__Supplied passage__
□ □ □ □ □ □ □

Start your assignments early, as soon as you can after they’re assigned. There’s nothing worse than having a bunch of assignments/tests/papers due on the same day and you haven’t finished any of them. Trust me, it is so much less stressful to complete an assignment as soon as you can after it’s been assigned so you don’t have to worry about it anymore. Putting things off has much more severe consequences than it did in high school and you will regret procrastinating. If you have a weekly assignment due every Friday, try to complete them by Wednesday every week. At the very least, start an assignment the day you get it even if you can’t finish it that day. It’s a lot easier to do something after you’ve already begun working on it, and that one thing you do is progress.

□ □ □ □ □ □ □

__Record extracts__
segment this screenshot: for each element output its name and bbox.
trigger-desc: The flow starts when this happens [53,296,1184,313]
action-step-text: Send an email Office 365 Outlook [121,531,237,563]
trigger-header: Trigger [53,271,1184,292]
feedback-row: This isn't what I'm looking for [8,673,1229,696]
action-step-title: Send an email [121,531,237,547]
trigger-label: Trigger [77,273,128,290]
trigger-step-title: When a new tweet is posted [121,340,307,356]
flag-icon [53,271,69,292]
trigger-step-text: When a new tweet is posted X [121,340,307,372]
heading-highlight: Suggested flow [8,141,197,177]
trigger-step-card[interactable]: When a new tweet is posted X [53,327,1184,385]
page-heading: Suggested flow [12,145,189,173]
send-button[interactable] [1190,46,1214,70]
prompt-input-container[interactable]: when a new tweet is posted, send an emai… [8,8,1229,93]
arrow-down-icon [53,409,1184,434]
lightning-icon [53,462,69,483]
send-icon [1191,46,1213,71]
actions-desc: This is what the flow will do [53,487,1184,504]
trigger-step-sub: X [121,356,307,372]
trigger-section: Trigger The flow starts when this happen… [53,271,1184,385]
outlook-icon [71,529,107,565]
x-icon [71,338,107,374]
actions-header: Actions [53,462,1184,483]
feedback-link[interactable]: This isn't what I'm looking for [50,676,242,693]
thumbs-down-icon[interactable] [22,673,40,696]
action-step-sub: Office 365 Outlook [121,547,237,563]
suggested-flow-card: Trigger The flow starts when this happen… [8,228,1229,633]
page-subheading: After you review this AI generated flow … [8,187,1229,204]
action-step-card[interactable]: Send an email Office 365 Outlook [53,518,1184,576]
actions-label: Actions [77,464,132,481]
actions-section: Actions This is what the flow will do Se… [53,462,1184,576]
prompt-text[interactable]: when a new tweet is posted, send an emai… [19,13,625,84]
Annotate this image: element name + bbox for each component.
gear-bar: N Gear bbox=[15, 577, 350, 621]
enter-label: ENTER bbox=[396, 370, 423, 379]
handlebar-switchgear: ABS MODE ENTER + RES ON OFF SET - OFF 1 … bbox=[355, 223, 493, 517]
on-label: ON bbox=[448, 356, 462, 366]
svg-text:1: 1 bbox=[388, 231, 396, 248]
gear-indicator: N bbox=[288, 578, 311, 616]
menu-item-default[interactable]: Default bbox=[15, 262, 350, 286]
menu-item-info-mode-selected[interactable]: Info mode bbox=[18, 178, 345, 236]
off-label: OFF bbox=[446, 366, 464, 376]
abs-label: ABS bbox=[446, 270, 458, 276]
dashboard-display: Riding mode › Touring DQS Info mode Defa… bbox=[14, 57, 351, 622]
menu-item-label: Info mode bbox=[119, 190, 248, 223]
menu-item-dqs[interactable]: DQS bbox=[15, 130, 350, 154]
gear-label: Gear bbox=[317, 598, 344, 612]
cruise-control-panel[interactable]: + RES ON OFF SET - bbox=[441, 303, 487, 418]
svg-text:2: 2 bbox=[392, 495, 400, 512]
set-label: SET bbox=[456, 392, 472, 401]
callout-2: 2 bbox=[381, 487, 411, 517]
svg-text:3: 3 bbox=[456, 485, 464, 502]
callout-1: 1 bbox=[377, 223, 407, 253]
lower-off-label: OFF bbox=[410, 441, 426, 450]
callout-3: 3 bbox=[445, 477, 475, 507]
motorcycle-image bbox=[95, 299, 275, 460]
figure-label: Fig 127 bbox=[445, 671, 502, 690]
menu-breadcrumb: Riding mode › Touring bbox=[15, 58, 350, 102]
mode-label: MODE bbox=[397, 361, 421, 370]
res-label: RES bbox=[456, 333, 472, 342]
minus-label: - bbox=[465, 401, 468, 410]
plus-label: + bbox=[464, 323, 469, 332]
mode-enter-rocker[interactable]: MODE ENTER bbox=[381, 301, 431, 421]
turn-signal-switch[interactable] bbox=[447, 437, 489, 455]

□ □ □ □ □ □ □

__Work instructions__
Reproduce the passage above on starting assignments early, from "Start your assignments" down to "do is progress.".

__Response for this exercise__
Start your assignments early, as soon as you can after they’re assigned. There’s nothing worse than having a bunch of assignments/tests/papers due on the same day and you haven’t finished any of them. Trust me, it is so much less stressful to complete an assignment as soon as you can after it’s been assigned so you don’t have to worry about it anymore. Putting things off has much more severe consequences than it did in high school and you will regret procrastinating. If you have a weekly assignment due every Friday, try to complete them by Wednesday every week. At the very least, start an assignment the day you get it even if you can’t finish it that day. It’s a lot easier to do something after you’ve already begun working on it, and that one thing you do is progress.